- **To be done**
Take all the material and copy it exactly.
### Provided records
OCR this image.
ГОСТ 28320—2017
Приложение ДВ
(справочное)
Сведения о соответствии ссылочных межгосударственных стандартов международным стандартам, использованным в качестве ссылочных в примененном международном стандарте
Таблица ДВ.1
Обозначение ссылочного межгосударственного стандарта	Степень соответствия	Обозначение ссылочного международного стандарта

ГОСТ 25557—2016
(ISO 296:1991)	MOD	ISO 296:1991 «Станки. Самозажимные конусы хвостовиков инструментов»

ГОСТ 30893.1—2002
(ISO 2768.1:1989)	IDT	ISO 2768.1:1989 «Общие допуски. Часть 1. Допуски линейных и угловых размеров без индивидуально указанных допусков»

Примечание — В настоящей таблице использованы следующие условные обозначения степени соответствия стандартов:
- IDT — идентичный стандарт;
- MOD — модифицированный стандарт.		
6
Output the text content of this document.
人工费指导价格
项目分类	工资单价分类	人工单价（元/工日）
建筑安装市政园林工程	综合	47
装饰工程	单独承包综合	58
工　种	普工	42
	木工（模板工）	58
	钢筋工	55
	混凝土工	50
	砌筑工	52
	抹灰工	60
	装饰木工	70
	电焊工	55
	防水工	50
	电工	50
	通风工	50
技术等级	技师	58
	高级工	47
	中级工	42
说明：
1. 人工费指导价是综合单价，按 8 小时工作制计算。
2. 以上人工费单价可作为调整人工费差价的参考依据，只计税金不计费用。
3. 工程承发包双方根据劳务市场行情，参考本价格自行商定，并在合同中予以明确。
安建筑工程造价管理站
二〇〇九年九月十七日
######
- **The reply**
OCR this image.
ГОСТ 28320—2017
Приложение ДВ
(справочное)
Сведения о соответствии ссылочных межгосударственных стандартов международным стандартам, использованным в качестве ссылочных в примененном международном стандарте
Таблица ДВ.1
Обозначение ссылочного межгосударственного стандарта	Степень соответствия	Обозначение ссылочного международного стандарта

ГОСТ 25557—2016
(ISO 296:1991)	MOD	ISO 296:1991 «Станки. Самозажимные конусы хвостовиков инструментов»

ГОСТ 30893.1—2002
(ISO 2768.1:1989)	IDT	ISO 2768.1:1989 «Общие допуски. Часть 1. Допуски линейных и угловых размеров без индивидуально указанных допусков»

Примечание — В настоящей таблице использованы следующие условные обозначения степени соответствия стандартов:
- IDT — идентичный стандарт;
- MOD — модифицированный стандарт.		
6
Output the text content of this document.
人工费指导价格
项目分类	工资单价分类	人工单价（元/工日）
建筑安装市政园林工程	综合	47
装饰工程	单独承包综合	58
工　种	普工	42
	木工（模板工）	58
	钢筋工	55
	混凝土工	50
	砌筑工	52
	抹灰工	60
	装饰木工	70
	电焊工	55
	防水工	50
	电工	50
	通风工	50
技术等级	技师	58
	高级工	47
	中级工	42
说明：
1. 人工费指导价是综合单价，按 8 小时工作制计算。
2. 以上人工费单价可作为调整人工费差价的参考依据，只计税金不计费用。
3. 工程承发包双方根据劳务市场行情，参考本价格自行商定，并在合同中予以明确。
安建筑工程造价管理站
二〇〇九年九月十七日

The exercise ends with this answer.